● **Exercise instructions**: Below are entries. Pull out all lines containing "received".

● **Excerpted records**:

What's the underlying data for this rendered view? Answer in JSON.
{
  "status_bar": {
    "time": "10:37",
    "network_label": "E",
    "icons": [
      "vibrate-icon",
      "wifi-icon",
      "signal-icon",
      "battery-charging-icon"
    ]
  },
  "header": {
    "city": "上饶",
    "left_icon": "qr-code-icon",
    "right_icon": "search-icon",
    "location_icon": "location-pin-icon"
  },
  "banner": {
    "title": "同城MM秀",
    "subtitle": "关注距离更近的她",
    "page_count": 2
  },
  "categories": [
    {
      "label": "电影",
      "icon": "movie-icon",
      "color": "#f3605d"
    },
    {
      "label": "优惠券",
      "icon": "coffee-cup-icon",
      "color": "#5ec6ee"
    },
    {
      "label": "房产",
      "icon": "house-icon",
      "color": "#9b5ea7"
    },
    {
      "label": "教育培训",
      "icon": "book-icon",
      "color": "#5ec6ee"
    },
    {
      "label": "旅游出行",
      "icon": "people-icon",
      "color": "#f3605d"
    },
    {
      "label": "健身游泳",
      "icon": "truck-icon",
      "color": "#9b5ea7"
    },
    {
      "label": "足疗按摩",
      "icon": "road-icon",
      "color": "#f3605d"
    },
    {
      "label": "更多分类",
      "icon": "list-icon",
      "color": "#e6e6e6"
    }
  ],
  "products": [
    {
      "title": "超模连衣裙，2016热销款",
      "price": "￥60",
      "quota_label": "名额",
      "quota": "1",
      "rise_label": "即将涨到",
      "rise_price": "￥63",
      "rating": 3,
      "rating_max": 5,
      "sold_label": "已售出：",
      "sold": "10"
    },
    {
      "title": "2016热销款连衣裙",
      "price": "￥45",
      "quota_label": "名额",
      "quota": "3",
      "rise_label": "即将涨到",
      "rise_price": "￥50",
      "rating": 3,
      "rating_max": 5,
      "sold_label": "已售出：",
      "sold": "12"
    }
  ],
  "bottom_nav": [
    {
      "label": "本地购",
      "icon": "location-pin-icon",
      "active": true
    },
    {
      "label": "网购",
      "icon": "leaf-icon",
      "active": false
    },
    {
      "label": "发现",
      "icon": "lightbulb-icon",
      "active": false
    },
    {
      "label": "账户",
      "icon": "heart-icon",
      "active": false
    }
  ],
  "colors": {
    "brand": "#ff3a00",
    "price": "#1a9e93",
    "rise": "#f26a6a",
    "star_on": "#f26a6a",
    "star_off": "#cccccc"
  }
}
--
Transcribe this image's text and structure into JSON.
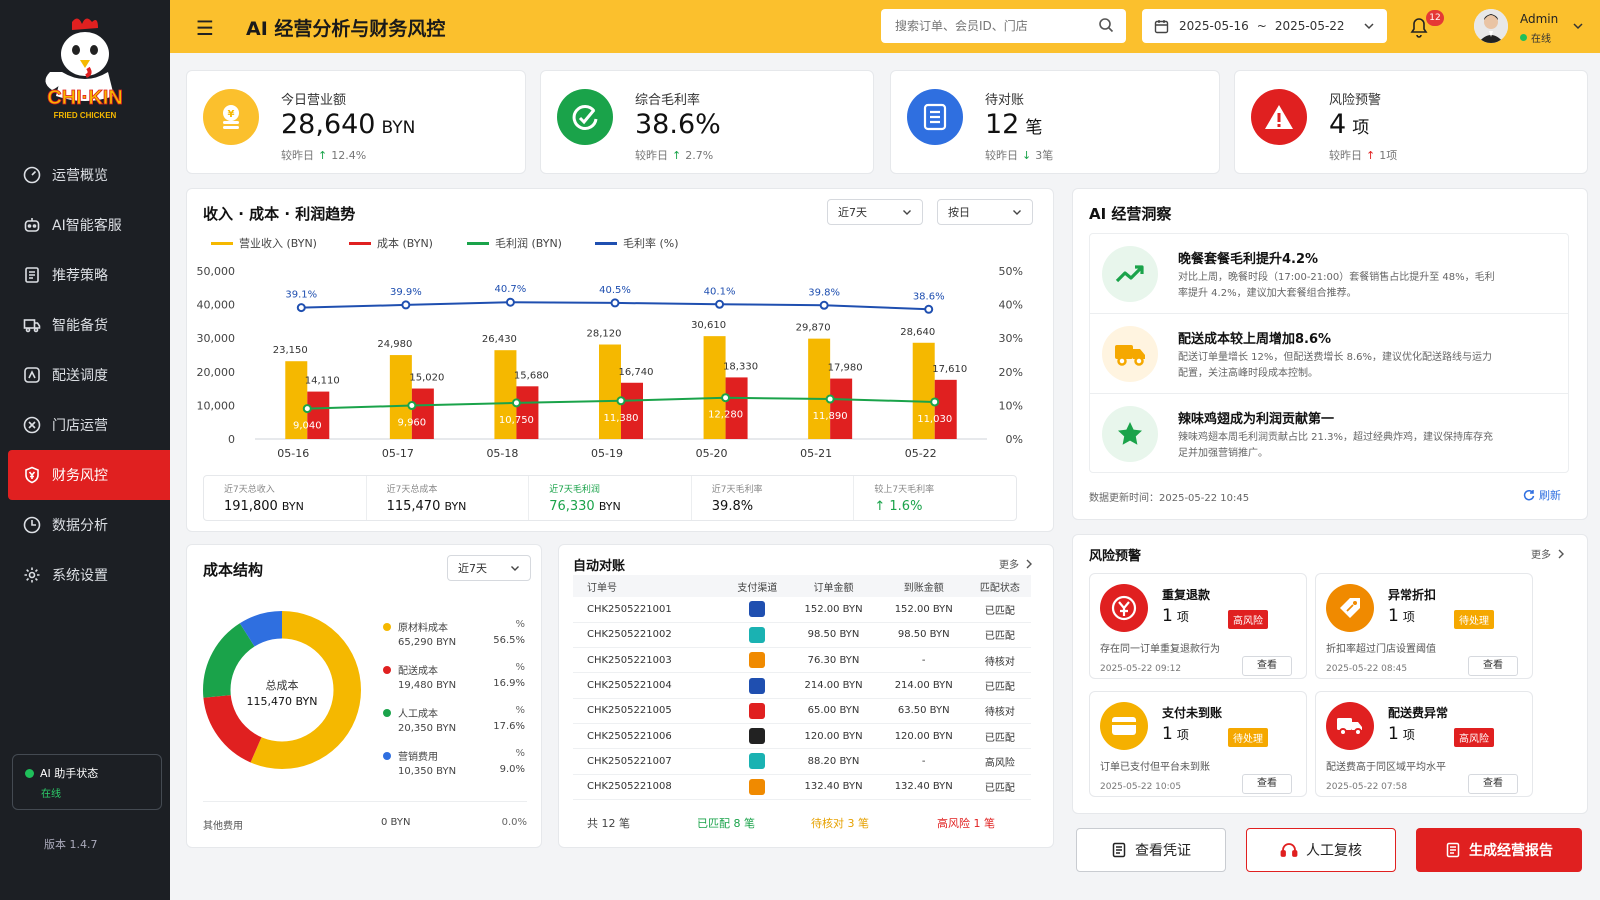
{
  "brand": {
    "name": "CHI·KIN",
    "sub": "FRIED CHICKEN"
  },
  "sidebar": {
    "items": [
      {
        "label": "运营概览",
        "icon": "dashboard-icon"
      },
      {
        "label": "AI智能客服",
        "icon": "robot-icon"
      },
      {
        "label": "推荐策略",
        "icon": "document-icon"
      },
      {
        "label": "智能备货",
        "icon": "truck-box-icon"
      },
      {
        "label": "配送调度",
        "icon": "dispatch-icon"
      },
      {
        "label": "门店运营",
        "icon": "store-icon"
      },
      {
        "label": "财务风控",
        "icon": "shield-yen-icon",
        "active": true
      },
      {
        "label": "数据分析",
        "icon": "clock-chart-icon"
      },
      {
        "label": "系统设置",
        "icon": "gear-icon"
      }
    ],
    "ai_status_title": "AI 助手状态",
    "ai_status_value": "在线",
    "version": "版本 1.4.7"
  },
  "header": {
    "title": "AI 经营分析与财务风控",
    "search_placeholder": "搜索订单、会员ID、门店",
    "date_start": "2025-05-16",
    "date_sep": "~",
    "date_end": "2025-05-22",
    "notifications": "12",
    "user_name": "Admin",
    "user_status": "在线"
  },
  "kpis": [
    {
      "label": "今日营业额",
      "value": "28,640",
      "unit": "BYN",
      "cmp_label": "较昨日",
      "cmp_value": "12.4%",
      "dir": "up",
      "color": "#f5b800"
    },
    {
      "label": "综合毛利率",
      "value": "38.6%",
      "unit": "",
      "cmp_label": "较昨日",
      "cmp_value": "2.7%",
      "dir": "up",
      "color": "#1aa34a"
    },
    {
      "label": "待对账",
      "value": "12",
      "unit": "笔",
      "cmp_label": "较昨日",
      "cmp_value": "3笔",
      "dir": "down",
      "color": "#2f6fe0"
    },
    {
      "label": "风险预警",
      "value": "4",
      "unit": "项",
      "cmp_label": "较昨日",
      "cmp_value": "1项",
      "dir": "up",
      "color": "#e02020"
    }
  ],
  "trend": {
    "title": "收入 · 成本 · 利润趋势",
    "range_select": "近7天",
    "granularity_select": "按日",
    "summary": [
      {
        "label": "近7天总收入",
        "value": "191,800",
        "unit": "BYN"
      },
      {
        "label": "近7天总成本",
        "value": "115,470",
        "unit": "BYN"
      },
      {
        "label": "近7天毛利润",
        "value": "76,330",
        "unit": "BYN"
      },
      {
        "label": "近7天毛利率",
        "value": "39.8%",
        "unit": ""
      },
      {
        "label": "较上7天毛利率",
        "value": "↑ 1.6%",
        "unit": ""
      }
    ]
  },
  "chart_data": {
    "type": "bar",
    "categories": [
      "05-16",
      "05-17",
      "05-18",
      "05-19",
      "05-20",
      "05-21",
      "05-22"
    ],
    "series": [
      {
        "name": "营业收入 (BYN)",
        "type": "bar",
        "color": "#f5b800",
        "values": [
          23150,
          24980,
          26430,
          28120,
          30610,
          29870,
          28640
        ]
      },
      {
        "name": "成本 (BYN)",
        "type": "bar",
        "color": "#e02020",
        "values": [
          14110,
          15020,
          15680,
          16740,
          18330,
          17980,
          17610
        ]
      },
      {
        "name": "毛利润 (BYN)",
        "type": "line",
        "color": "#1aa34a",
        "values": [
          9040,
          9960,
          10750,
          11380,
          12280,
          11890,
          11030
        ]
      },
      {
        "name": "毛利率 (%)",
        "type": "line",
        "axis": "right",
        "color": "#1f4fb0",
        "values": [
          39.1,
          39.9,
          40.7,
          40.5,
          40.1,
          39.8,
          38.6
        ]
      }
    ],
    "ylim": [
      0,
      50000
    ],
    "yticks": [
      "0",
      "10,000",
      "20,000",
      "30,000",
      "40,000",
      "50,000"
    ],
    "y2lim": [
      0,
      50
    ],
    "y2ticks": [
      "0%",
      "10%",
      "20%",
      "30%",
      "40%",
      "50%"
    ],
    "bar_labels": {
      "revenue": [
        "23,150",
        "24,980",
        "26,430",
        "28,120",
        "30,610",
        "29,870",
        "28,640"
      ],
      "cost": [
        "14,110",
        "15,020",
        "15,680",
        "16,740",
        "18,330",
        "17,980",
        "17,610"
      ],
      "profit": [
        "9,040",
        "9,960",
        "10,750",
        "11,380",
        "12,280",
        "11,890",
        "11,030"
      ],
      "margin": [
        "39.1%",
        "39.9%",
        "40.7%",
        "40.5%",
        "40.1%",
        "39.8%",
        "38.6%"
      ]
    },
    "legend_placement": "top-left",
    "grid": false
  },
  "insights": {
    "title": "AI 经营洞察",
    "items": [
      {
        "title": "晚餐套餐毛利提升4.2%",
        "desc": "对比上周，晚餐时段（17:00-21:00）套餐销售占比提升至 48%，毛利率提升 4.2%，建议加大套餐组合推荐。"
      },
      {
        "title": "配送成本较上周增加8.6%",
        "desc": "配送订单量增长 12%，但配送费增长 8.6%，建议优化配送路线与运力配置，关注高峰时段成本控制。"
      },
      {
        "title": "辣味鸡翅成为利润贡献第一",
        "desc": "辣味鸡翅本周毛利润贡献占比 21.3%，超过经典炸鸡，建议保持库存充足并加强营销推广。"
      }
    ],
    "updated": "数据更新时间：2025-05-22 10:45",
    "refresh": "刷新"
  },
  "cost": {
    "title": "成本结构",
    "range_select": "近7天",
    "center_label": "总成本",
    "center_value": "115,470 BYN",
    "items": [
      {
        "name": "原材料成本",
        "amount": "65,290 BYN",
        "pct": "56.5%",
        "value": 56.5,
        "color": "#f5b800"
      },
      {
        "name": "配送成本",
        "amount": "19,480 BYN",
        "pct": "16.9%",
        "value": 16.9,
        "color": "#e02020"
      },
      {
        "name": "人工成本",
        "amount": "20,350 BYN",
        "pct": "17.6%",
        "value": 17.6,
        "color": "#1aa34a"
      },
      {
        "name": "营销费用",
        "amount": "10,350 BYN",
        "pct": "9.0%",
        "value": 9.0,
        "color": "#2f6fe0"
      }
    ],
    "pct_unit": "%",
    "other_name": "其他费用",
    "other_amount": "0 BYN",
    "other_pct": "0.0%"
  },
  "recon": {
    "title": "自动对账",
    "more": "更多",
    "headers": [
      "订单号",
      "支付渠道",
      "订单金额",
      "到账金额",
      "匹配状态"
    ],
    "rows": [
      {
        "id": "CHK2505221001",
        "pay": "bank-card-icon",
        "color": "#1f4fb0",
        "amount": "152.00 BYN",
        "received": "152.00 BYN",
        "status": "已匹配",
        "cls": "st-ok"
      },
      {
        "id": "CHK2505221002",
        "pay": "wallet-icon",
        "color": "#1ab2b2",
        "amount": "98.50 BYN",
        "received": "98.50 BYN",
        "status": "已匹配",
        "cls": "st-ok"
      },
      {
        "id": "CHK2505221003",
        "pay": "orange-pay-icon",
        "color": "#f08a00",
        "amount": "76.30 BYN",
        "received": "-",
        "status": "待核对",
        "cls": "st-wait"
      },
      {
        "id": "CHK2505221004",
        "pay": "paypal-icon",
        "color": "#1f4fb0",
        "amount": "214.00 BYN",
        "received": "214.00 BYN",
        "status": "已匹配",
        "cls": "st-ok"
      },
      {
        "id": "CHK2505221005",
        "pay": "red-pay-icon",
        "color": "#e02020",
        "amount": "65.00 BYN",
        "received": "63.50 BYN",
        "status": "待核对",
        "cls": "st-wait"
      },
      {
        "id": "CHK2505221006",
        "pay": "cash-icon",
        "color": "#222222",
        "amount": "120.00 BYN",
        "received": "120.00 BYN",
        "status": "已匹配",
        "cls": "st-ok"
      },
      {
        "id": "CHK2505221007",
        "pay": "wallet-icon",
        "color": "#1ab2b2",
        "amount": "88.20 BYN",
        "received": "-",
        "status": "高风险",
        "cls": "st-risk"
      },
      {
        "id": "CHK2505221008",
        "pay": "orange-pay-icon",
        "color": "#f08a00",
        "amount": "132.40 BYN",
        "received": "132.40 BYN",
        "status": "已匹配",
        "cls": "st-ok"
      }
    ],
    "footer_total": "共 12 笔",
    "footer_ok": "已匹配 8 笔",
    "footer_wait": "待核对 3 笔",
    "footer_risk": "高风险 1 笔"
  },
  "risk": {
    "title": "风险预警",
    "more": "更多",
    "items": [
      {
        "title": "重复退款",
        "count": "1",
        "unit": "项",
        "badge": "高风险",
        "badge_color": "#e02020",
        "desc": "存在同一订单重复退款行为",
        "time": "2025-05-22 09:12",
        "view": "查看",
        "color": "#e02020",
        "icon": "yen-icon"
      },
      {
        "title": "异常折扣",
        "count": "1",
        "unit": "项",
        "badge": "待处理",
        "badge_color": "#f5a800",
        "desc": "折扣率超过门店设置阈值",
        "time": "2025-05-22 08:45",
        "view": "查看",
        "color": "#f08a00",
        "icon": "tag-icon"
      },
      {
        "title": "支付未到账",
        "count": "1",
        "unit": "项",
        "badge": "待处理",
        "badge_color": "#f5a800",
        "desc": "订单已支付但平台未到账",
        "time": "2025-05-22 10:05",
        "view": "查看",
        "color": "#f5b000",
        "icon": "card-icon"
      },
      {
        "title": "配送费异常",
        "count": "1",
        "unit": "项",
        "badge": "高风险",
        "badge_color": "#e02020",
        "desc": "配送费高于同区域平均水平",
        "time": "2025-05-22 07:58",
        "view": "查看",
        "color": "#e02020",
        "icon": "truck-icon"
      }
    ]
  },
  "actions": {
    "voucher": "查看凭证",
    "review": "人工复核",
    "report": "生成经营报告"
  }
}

● **Solution**:
        "received": "152.00 BYN",
        "received": "98.50 BYN",
        "received": "-",
        "received": "214.00 BYN",
        "received": "63.50 BYN",
        "received": "120.00 BYN",
        "received": "-",
        "received": "132.40 BYN",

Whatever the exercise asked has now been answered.